◆ Supplied records ◆
#####
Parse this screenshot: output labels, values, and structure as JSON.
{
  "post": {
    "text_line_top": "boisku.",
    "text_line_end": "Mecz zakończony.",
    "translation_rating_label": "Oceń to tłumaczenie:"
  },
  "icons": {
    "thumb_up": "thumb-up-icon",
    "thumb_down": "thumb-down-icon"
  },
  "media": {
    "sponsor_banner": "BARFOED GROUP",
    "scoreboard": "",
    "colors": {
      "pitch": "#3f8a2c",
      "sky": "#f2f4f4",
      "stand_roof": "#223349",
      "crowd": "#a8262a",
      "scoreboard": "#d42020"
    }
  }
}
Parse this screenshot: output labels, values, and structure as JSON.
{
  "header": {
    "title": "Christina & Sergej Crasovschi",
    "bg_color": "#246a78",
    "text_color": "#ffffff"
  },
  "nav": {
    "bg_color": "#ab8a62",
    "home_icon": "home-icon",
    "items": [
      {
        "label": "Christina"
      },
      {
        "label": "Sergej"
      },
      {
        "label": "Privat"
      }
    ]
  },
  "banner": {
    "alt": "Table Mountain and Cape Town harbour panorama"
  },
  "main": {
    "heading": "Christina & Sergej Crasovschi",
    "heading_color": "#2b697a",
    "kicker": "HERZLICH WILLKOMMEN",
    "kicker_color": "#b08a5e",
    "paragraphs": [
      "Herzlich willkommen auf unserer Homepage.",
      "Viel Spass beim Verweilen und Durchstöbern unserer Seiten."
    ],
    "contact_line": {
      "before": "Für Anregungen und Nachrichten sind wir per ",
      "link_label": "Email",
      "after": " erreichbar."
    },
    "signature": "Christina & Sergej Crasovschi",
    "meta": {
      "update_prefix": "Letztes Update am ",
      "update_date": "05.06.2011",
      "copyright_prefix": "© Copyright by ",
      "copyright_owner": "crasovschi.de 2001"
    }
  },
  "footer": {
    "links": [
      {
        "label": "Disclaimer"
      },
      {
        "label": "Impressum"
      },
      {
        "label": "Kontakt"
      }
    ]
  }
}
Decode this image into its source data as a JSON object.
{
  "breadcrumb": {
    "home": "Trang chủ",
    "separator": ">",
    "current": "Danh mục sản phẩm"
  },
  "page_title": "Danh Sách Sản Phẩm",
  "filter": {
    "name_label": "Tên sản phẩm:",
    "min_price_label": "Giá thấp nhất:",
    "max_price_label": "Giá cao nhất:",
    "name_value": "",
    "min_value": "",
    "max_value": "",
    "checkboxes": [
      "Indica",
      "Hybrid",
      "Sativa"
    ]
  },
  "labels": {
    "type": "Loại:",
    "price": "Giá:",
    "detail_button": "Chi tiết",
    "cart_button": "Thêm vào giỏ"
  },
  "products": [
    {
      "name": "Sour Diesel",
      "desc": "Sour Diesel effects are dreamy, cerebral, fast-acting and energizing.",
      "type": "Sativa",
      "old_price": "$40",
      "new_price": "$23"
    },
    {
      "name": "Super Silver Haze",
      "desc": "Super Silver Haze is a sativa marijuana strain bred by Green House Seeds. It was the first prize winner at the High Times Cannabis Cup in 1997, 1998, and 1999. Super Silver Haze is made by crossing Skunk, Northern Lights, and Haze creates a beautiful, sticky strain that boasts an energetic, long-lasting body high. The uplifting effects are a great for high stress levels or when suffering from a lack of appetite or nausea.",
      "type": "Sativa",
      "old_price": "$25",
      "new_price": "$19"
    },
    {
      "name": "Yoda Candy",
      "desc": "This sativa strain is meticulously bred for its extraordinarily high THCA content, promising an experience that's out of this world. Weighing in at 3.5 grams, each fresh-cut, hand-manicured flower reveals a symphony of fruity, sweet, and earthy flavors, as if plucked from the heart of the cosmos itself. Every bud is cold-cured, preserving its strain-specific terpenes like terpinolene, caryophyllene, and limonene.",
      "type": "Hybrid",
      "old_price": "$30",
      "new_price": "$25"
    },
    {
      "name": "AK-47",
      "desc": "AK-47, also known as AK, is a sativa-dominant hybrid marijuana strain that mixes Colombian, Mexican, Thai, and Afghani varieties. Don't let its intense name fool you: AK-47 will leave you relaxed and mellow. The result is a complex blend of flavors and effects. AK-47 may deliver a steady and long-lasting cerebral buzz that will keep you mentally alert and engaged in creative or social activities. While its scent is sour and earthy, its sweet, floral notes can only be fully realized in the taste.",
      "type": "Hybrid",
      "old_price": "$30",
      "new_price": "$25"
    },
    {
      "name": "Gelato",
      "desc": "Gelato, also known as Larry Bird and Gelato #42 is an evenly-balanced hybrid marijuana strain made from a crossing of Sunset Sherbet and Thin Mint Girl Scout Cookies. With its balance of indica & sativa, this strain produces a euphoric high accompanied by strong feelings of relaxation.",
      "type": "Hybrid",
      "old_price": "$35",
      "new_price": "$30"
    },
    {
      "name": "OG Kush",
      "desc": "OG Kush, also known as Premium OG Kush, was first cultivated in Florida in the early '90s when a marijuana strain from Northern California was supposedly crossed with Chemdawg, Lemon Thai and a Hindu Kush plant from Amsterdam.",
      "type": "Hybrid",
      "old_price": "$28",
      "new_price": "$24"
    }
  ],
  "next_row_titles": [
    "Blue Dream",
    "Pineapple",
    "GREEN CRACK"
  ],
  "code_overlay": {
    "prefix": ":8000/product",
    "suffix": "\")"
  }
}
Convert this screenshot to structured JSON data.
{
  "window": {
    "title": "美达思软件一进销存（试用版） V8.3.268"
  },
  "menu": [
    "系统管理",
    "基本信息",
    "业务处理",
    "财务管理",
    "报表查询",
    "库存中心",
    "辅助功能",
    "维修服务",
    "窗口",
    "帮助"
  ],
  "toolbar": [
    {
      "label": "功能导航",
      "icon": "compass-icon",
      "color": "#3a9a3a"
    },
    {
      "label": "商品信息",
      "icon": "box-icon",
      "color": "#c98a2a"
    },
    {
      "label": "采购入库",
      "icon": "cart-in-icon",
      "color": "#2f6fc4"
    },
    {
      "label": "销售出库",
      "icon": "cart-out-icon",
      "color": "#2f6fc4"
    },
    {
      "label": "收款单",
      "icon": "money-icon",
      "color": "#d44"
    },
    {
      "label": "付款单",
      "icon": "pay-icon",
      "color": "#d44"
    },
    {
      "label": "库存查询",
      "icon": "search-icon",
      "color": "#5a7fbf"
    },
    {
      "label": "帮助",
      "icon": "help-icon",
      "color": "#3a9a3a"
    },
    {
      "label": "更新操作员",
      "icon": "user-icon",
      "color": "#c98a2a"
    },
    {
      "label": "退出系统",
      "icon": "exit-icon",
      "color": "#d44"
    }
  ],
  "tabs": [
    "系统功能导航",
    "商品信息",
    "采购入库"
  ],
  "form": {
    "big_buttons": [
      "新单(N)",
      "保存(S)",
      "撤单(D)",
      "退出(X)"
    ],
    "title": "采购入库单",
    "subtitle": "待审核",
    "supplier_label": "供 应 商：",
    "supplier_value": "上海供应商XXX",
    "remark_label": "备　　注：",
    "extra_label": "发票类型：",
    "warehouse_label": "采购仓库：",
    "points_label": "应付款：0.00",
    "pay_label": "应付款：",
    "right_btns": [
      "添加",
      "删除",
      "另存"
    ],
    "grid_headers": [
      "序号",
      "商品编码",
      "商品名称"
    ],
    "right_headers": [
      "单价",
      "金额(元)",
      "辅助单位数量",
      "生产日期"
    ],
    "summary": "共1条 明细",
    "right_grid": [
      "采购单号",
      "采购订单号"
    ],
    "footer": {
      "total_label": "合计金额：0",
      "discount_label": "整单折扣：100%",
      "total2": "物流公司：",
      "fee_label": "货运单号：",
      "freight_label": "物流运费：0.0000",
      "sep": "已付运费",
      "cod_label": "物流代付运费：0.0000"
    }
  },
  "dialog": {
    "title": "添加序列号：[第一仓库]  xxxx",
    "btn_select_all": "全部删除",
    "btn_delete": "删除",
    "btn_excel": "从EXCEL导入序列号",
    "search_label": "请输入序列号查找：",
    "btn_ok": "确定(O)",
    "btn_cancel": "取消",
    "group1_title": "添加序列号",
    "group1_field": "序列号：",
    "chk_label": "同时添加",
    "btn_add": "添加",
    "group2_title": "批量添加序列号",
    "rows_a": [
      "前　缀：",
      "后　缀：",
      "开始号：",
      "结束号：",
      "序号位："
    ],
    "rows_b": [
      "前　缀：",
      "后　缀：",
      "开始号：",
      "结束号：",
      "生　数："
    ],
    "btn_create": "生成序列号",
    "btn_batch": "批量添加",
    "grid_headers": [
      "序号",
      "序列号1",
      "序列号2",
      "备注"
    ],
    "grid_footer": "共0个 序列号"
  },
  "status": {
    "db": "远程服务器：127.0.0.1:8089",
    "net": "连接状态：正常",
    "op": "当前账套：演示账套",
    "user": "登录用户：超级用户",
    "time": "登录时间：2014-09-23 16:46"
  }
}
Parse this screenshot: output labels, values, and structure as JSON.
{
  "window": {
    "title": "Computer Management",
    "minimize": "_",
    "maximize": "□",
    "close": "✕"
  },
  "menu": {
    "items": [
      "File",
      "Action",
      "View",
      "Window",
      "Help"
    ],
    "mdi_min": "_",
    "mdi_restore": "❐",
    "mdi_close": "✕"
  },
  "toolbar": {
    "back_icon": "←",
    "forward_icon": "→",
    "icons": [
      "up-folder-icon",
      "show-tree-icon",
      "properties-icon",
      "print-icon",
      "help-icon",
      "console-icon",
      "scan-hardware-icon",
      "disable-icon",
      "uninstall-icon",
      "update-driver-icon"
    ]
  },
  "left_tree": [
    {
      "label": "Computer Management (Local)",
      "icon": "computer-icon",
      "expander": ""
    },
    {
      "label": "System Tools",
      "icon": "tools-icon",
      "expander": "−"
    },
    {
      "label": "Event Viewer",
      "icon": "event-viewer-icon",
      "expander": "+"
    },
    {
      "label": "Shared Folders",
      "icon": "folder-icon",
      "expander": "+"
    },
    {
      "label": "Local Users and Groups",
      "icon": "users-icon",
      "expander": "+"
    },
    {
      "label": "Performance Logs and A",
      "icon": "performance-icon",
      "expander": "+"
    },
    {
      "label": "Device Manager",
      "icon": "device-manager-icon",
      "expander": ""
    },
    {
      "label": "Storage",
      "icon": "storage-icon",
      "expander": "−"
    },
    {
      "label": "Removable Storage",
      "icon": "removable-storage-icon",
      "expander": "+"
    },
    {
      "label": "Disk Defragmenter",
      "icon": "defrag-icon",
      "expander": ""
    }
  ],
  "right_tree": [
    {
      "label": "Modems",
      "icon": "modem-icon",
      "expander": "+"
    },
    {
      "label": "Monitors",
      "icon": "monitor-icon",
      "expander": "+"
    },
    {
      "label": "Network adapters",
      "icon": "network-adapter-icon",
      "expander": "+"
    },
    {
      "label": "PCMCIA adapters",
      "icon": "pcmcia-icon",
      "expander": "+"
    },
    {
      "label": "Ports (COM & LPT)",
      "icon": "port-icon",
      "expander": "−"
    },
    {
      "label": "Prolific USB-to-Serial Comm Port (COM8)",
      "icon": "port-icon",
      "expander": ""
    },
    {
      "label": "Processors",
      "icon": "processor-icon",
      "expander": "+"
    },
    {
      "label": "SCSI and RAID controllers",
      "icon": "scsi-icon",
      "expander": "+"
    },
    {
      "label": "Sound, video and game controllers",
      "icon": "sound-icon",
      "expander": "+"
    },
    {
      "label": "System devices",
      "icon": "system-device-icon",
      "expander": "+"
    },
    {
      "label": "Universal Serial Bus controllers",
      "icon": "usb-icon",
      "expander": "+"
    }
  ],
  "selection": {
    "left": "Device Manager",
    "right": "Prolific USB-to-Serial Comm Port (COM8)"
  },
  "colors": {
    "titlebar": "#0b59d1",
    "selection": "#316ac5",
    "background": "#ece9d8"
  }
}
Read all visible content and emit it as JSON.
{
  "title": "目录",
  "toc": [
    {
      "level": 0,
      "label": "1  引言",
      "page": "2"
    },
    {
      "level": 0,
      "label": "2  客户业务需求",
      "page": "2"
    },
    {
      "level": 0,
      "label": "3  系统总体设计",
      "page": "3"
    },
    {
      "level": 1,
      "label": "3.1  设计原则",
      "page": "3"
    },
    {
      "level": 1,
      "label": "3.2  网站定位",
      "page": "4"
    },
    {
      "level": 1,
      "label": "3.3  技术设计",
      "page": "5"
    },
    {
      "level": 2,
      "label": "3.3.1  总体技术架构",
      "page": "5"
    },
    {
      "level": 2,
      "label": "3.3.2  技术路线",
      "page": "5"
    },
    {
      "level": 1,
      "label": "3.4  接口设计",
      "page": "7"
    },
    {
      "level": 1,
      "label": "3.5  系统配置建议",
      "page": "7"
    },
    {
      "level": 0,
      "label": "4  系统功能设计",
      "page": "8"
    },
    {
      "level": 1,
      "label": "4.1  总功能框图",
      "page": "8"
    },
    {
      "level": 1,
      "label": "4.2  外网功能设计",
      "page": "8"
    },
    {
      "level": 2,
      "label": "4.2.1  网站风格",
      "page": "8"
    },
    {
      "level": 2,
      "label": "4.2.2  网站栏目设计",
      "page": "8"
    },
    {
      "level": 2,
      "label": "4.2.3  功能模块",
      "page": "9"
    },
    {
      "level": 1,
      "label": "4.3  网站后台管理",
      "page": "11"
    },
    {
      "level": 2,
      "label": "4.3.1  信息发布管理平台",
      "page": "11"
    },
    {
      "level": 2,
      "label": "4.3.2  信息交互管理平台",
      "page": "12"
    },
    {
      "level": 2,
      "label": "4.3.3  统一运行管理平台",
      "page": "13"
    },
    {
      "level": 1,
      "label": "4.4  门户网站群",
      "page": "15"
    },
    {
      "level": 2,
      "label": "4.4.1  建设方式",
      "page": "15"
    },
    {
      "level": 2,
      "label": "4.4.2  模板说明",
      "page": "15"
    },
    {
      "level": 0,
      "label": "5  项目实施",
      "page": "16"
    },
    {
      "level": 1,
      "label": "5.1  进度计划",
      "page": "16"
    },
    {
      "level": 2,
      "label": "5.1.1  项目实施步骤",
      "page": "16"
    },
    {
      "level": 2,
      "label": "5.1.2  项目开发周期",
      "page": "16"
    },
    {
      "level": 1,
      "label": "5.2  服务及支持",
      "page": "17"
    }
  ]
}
#####
◆ Problem description ◆
Using the records given above, list every line that includes the word "this".

◆ Complete output ◆
Parse this screenshot: output labels, values, and structure as JSON.
Parse this screenshot: output labels, values, and structure as JSON.
Decode this image into its source data as a JSON object.
      "desc": "This sativa strain is meticulously bred for its extraordinarily high THCA content, promising an experience that's out of this world. Weighing in at 3.5 grams, each fresh-cut, hand-manicured flower reveals a symphony of fruity, sweet, and earthy flavors, as if plucked from the heart of the cosmos itself. Every bud is cold-cured, preserving its strain-specific terpenes like terpinolene, caryophyllene, and limonene.",
      "desc": "Gelato, also known as Larry Bird and Gelato #42 is an evenly-balanced hybrid marijuana strain made from a crossing of Sunset Sherbet and Thin Mint Girl Scout Cookies. With its balance of indica & sativa, this strain produces a euphoric high accompanied by strong feelings of relaxation.",
Convert this screenshot to structured JSON data.
Parse this screenshot: output labels, values, and structure as JSON.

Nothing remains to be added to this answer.